[Region annotation records]

************

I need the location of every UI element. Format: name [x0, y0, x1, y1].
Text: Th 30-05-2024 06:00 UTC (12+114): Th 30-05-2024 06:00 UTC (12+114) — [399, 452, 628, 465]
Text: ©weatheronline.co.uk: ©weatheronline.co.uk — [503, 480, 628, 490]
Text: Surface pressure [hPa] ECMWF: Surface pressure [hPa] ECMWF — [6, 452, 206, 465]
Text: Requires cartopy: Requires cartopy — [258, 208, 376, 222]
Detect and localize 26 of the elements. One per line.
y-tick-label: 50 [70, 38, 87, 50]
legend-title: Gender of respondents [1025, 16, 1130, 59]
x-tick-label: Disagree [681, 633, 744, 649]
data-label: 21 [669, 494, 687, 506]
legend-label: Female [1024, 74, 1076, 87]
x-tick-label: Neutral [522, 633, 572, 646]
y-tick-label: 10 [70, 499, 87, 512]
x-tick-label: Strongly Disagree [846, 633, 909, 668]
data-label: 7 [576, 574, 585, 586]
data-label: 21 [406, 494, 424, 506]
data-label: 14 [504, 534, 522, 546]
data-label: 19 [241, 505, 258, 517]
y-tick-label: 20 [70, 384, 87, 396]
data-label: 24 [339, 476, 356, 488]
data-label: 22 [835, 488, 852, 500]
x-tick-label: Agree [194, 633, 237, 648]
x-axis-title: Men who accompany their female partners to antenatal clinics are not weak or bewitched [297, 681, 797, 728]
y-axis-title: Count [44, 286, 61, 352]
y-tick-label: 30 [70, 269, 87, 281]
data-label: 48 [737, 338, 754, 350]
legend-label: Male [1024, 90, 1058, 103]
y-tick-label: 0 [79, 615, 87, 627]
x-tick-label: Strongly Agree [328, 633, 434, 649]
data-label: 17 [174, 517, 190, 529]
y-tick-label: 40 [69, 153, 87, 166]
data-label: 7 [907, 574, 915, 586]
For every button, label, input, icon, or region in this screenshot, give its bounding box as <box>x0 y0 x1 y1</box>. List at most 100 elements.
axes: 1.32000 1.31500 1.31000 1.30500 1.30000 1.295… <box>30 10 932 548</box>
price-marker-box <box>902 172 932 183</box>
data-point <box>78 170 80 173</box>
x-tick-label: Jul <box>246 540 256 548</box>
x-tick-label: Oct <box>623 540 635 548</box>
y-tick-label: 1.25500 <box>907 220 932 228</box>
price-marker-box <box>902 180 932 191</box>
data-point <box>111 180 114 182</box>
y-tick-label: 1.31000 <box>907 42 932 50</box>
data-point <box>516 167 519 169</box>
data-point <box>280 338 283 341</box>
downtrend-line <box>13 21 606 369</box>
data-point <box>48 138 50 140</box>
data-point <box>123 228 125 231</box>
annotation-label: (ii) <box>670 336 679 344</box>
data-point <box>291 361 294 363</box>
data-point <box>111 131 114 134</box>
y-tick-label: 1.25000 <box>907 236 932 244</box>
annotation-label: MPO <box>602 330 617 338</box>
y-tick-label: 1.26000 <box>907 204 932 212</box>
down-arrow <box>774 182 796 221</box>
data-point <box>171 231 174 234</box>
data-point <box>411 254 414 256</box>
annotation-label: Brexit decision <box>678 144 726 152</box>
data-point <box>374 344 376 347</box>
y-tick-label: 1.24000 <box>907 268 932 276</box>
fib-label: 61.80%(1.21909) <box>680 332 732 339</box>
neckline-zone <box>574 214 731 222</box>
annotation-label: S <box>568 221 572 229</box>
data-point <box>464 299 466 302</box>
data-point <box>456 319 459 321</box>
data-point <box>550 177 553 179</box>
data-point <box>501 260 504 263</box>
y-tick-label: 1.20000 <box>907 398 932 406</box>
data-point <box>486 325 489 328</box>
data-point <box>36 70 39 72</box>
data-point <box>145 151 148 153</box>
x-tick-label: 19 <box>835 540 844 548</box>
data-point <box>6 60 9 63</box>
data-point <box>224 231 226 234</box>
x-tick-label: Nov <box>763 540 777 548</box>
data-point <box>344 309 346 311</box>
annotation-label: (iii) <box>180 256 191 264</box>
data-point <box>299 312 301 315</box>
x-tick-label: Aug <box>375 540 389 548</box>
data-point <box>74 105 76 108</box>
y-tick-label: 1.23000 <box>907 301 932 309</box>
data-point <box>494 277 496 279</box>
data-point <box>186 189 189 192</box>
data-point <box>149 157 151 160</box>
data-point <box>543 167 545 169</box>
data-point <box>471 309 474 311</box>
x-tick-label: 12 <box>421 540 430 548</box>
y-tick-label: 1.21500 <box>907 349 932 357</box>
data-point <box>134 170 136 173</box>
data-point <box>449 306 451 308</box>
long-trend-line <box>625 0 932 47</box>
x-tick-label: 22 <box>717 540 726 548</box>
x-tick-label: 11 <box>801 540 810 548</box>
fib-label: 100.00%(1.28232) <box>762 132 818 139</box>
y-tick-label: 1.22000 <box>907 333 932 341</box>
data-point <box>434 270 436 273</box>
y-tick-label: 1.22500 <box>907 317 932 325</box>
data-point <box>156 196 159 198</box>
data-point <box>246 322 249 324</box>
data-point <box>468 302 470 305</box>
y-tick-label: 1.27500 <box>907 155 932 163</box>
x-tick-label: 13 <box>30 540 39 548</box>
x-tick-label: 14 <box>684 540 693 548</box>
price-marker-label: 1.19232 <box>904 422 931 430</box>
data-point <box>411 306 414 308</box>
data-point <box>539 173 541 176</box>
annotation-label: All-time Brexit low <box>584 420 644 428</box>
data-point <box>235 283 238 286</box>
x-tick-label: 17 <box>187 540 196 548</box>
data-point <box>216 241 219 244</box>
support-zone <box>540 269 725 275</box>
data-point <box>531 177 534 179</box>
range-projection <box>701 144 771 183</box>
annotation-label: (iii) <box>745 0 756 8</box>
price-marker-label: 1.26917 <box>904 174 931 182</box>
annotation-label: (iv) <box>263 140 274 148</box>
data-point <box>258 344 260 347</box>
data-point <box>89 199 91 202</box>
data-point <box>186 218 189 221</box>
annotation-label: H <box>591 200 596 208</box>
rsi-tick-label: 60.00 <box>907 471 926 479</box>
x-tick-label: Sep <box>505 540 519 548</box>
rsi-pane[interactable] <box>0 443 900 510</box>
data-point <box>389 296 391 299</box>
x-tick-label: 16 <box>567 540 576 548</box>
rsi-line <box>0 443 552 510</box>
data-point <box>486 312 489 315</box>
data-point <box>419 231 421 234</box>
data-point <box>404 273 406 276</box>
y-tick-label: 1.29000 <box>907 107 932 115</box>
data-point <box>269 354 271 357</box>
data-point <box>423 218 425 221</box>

************

## GIVEN INSTRUCTION
Show each of the lines above that contains the string "zone".

## WRITTEN RESPONSE
neckline-zone <box>574 214 731 222</box>
support-zone <box>540 269 725 275</box>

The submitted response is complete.